#### [BRIEF]
Identify each line containing the word "this" and copy it.

>> BEGIN THE RECORDS

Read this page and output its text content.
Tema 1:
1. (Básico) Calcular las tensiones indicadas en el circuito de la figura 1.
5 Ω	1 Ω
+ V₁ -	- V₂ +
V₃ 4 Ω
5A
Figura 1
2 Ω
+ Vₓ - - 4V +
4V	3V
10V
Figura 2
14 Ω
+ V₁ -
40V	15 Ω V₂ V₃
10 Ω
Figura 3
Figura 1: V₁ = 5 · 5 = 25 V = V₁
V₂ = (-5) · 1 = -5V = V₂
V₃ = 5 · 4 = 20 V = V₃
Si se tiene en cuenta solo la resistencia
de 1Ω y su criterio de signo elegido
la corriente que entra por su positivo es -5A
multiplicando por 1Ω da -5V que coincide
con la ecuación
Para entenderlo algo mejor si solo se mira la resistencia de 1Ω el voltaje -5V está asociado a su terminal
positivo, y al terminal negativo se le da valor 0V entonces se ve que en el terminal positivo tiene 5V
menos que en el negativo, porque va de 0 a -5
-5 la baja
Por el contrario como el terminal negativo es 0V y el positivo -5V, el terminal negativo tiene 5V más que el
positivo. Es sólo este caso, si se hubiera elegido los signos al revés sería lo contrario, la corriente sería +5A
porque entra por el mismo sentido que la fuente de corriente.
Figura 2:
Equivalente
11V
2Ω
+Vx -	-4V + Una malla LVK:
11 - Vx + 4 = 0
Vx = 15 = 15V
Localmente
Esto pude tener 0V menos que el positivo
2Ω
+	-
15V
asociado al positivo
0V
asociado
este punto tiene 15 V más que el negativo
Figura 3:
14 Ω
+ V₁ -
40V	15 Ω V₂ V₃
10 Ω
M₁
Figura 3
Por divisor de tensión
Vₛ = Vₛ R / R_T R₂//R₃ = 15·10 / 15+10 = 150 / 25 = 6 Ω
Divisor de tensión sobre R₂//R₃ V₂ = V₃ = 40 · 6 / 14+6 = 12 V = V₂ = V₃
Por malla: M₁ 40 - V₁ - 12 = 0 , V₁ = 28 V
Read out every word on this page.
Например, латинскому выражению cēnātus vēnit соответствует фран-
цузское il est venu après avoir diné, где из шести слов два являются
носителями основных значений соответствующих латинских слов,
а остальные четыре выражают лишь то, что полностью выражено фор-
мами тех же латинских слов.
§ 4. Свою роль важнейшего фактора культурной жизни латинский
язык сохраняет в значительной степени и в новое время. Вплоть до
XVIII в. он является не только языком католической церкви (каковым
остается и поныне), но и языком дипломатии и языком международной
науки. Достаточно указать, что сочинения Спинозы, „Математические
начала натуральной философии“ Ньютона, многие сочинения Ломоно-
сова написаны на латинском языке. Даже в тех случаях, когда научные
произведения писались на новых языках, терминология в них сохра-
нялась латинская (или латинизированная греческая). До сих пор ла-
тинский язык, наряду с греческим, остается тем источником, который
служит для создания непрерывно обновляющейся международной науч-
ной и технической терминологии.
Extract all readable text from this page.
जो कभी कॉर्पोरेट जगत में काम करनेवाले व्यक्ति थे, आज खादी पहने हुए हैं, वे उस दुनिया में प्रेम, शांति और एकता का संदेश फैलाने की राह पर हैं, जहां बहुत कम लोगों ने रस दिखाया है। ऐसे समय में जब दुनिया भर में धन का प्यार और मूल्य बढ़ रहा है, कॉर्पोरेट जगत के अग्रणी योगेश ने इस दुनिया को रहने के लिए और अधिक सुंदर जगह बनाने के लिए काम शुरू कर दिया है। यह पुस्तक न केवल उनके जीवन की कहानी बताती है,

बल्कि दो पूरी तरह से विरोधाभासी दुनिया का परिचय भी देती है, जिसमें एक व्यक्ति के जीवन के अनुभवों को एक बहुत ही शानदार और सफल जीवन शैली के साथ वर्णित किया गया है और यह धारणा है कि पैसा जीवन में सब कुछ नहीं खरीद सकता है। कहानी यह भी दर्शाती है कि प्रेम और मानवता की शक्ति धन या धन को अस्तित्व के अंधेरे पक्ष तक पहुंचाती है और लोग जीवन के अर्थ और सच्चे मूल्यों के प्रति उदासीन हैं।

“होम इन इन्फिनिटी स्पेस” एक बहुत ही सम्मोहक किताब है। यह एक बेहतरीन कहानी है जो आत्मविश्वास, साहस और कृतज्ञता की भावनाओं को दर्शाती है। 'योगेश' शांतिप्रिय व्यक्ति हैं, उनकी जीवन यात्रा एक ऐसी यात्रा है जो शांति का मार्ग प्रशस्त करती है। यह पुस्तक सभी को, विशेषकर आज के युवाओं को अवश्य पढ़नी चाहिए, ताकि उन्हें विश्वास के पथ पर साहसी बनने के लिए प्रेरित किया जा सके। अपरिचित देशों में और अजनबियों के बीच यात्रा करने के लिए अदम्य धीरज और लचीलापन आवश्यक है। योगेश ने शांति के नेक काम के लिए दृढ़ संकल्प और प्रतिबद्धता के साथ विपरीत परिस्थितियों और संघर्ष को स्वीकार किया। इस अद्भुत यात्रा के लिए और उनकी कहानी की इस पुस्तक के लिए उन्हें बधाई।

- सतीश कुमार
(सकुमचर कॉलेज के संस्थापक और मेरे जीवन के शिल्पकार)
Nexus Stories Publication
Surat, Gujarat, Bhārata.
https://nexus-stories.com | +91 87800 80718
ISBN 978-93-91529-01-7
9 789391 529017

>> END THE RECORDS

#### [TASK RESULT]
Read this page and output its text content.
Read out every word on this page.
Extract all readable text from this page.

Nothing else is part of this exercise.